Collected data
* Start *

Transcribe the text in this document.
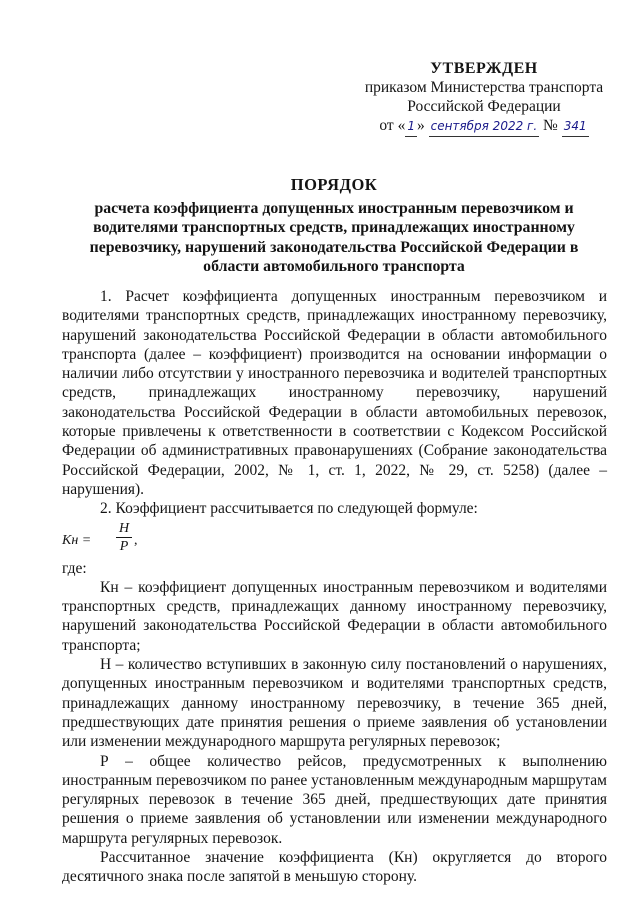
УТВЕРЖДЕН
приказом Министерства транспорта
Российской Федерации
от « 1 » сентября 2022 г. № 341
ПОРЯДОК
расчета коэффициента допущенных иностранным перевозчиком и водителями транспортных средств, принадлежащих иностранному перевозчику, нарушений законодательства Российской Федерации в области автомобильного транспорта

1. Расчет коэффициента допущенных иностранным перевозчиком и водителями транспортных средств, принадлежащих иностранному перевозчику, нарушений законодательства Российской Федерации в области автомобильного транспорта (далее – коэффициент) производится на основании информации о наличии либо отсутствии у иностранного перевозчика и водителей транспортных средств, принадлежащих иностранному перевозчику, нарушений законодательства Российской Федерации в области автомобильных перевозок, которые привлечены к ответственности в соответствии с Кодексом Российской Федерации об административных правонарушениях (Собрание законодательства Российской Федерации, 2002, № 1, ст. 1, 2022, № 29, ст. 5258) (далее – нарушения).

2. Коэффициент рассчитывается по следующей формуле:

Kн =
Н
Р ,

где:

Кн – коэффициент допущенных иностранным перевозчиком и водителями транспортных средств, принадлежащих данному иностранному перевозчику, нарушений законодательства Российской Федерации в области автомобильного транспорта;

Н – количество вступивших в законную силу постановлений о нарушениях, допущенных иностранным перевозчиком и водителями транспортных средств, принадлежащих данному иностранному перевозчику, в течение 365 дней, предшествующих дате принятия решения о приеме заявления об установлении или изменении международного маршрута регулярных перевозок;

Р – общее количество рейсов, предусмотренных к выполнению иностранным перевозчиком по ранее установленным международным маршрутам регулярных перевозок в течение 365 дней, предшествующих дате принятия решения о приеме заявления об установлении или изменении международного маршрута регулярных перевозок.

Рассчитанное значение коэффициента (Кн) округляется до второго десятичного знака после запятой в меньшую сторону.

* End *

**Aim**
Repeat verbatim all the material, but not the pictures.

**Answer in full**
Transcribe the text in this document.
УТВЕРЖДЕН
приказом Министерства транспорта
Российской Федерации
от « 1 » сентября 2022 г. № 341
ПОРЯДОК
расчета коэффициента допущенных иностранным перевозчиком и водителями транспортных средств, принадлежащих иностранному перевозчику, нарушений законодательства Российской Федерации в области автомобильного транспорта

1. Расчет коэффициента допущенных иностранным перевозчиком и водителями транспортных средств, принадлежащих иностранному перевозчику, нарушений законодательства Российской Федерации в области автомобильного транспорта (далее – коэффициент) производится на основании информации о наличии либо отсутствии у иностранного перевозчика и водителей транспортных средств, принадлежащих иностранному перевозчику, нарушений законодательства Российской Федерации в области автомобильных перевозок, которые привлечены к ответственности в соответствии с Кодексом Российской Федерации об административных правонарушениях (Собрание законодательства Российской Федерации, 2002, № 1, ст. 1, 2022, № 29, ст. 5258) (далее – нарушения).

2. Коэффициент рассчитывается по следующей формуле:

Kн =
Н
Р ,

где:

Кн – коэффициент допущенных иностранным перевозчиком и водителями транспортных средств, принадлежащих данному иностранному перевозчику, нарушений законодательства Российской Федерации в области автомобильного транспорта;

Н – количество вступивших в законную силу постановлений о нарушениях, допущенных иностранным перевозчиком и водителями транспортных средств, принадлежащих данному иностранному перевозчику, в течение 365 дней, предшествующих дате принятия решения о приеме заявления об установлении или изменении международного маршрута регулярных перевозок;

Р – общее количество рейсов, предусмотренных к выполнению иностранным перевозчиком по ранее установленным международным маршрутам регулярных перевозок в течение 365 дней, предшествующих дате принятия решения о приеме заявления об установлении или изменении международного маршрута регулярных перевозок.

Рассчитанное значение коэффициента (Кн) округляется до второго десятичного знака после запятой в меньшую сторону.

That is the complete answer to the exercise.